Reproduisez mot pour mot le passage du texte ci-dessous sur les figures de l'accompagnant, en commençant aux mots « Pour approcher cela, nous » et en vous arrêtant après « unes les autres. ».

**Texte du document:**
=======

Pour approcher cela, nous proposons d’analyser plus clairement ce que nous avons déjà rencontré au fil de notre travail : les figures de l’accompagnant. Nous entendons par ‘’figures’’ l’image familiale que représentent le travailleur social et les anciens adoptants pour les futurs adoptants. Ces différentes figures nous intéressent surtout dans la manière dont elles se conjuguent les unes les autres.
Nous savons que l’agrément est une évaluation qui demande au professionnel une posture particulière référée au cogito ; topologiquement il est derrière le sujet. Nous avons vu également que cette même posture pouvait être interprétée comme accompagnement ; l’intervenant social est alors ‘’à côté’’, empathique et déjà dans l’action. Figure paternelle de celui qui autorise, il est également quelqu’un d’autre pendant cette marge ; l’empathie fait écho au creux de la passivité de P. RICOEUR et donc à une figure maternelle, qui accueille et reçoit. Les adoptants trouvent une figure paternelle et peuvent en créer d’autres qui, nous ont-ils expliqué, les aideront à obtenir l’agrément ; cette création de l’autre est une sorte de transfert. Qu’est le transfert sinon le processus qui permet de prendre quelqu’un pour quelqu’un d’autre ? Le père qui autorise est aussi la mère qui aide à obtenir l’autorisation. Ces figures parentales deviennent plus nettes et explicites dans la période de marge post-agrément. Monsieur et Madame MARTIN 655 parlent du travailleur social comme « grand-mère du petit », cette place de grand-parent met donc ce travailleur social en place généalogique de parents des adoptants. C’est à cette place parentale de « grand-oncle de l’enfant » qu’est assigné le travailleur social par Monsieur et Madame GIROUD 656 . Pour Monsieur et Madame MARECHAL, le travailleur social devient le « parrain de l’enfant », nous aurions là une posture du travailleur social qui, comme un second père, serait référé non aux adoptants mais à l’enfant. Mais le travailleur social devient aussi « tuteur et parrain » de Monsieur et Madame CHAPUIS. Cette posture paternelle rejoint celle des anciens adoptants « parrains » et donc pères des futurs. L’accompagnement est bien de l’ordre d’une paternité, il dit une idée de « filiation et d’engendrement » 657 ; cette figure paternelle peut elle-même se transfigurer en figure fraternelle du pair qui est alors frère aîné à la croisée, symboliquement, des positions générationnelles. Cette fraternité des compagnons du compagnonnage, qui peut aller jusqu’à l’universel, n’exclut pas la transmission de maître à disciple.

=======

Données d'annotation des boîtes
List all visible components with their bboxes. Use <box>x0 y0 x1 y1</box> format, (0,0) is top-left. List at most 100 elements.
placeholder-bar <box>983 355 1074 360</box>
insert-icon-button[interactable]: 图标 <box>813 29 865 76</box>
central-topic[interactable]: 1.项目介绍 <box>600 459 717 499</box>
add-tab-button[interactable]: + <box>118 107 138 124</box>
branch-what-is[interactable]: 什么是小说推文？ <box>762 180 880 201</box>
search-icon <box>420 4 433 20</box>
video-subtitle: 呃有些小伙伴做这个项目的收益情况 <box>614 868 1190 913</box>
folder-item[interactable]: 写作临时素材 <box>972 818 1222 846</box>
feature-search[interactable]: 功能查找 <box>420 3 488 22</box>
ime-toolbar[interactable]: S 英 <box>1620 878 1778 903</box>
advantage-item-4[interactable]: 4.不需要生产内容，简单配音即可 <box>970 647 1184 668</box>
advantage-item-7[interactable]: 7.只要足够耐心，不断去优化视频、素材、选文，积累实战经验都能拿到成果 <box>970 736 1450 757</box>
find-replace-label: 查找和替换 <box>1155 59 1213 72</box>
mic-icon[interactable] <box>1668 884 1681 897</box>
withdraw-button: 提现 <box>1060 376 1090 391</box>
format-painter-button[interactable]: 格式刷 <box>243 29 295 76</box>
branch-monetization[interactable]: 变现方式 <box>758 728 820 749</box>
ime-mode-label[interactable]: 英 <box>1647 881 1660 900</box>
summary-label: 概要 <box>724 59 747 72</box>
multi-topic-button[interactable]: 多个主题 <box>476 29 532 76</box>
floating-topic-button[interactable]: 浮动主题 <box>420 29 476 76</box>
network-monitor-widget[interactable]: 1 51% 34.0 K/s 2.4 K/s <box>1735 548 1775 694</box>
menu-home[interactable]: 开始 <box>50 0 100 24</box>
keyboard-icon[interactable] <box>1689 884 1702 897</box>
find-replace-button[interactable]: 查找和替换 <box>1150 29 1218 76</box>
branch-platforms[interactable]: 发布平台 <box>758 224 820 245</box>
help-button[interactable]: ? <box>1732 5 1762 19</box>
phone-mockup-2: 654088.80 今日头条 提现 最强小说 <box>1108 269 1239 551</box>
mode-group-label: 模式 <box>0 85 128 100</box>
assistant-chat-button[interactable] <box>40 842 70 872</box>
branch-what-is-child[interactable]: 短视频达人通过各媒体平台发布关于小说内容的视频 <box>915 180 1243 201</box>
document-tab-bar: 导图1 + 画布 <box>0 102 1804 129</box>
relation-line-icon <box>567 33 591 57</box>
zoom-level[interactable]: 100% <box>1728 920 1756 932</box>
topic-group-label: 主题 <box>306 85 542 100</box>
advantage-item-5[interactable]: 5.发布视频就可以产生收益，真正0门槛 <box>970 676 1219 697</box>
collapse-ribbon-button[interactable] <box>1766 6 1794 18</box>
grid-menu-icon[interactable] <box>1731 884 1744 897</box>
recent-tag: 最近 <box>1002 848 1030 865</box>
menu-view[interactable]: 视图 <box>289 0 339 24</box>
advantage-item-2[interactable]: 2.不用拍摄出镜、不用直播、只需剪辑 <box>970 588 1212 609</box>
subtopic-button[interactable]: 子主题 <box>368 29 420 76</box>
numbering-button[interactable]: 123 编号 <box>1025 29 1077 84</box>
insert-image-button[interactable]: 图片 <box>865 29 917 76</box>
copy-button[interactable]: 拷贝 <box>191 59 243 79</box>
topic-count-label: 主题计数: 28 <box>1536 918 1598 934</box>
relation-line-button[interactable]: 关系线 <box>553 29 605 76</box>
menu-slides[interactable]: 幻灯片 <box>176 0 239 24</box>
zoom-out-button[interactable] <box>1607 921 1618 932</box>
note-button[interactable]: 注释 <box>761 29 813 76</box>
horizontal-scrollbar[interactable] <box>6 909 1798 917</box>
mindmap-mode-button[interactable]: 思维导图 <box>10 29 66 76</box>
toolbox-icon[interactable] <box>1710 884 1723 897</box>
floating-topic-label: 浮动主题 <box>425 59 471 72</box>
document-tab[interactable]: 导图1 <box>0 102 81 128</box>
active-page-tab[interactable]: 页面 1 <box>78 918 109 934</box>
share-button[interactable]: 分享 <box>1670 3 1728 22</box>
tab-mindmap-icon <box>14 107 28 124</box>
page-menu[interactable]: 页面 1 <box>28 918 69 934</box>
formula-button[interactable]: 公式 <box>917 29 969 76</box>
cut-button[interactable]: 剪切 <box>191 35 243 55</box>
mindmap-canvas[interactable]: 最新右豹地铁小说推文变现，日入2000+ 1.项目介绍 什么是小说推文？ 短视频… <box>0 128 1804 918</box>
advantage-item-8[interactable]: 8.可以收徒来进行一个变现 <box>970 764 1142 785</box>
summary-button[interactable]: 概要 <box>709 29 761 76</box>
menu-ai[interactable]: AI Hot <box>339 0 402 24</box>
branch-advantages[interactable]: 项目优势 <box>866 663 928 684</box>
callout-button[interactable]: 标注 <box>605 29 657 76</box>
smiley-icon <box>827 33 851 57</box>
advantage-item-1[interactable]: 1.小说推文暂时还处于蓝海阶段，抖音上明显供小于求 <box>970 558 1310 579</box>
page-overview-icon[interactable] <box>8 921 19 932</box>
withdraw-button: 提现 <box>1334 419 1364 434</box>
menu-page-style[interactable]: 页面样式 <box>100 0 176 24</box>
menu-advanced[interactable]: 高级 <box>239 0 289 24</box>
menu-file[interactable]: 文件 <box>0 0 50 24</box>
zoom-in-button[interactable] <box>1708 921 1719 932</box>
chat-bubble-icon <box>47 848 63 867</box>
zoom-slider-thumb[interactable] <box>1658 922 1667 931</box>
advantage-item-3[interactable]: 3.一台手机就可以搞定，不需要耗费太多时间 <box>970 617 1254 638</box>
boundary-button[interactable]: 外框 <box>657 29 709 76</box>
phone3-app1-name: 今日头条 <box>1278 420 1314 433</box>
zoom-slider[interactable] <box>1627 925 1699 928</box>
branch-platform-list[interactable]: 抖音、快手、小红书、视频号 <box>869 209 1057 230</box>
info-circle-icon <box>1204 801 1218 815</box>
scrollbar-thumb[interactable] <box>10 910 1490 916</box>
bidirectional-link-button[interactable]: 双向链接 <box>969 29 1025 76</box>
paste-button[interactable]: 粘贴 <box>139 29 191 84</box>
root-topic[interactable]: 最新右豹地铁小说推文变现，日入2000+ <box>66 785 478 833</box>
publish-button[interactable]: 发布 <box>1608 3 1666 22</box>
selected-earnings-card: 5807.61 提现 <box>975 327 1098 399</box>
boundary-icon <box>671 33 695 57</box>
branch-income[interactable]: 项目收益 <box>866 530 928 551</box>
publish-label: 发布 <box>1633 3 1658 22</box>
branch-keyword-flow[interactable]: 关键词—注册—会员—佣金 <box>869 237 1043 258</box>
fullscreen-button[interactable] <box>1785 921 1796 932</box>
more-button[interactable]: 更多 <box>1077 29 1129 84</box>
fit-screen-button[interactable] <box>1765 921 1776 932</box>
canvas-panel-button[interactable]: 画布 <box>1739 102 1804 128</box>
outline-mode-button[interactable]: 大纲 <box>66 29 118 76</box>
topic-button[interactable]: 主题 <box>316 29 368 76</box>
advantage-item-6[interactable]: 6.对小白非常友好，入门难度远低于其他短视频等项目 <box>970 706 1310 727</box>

=======

**La réponse:**
Pour approcher cela, nous proposons d’analyser plus clairement ce que nous avons déjà rencontré au fil de notre travail : les figures de l’accompagnant. Nous entendons par ‘’figures’’ l’image familiale que représentent le travailleur social et les anciens adoptants pour les futurs adoptants. Ces différentes figures nous intéressent surtout dans la manière dont elles se conjuguent les unes les autres.